> DATA EXCERPTS:

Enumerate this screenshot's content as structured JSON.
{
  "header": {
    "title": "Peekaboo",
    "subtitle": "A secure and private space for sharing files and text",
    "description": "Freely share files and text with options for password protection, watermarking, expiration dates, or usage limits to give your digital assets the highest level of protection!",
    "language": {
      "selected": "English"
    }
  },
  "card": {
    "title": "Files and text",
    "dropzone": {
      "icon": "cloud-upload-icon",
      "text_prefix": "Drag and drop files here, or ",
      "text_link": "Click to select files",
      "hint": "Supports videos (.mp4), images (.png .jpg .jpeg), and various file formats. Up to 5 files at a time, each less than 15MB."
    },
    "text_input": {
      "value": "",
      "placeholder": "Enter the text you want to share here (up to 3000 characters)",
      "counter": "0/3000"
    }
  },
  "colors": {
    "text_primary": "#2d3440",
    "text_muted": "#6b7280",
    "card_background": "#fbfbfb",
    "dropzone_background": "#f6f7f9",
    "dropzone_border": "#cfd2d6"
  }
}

> TASK REQUIREMENTS:
From the entries above, extract each line containing "here".

> RESULT FOR THIS TASK:
      "text_prefix": "Drag and drop files here, or ",
      "placeholder": "Enter the text you want to share here (up to 3000 characters)",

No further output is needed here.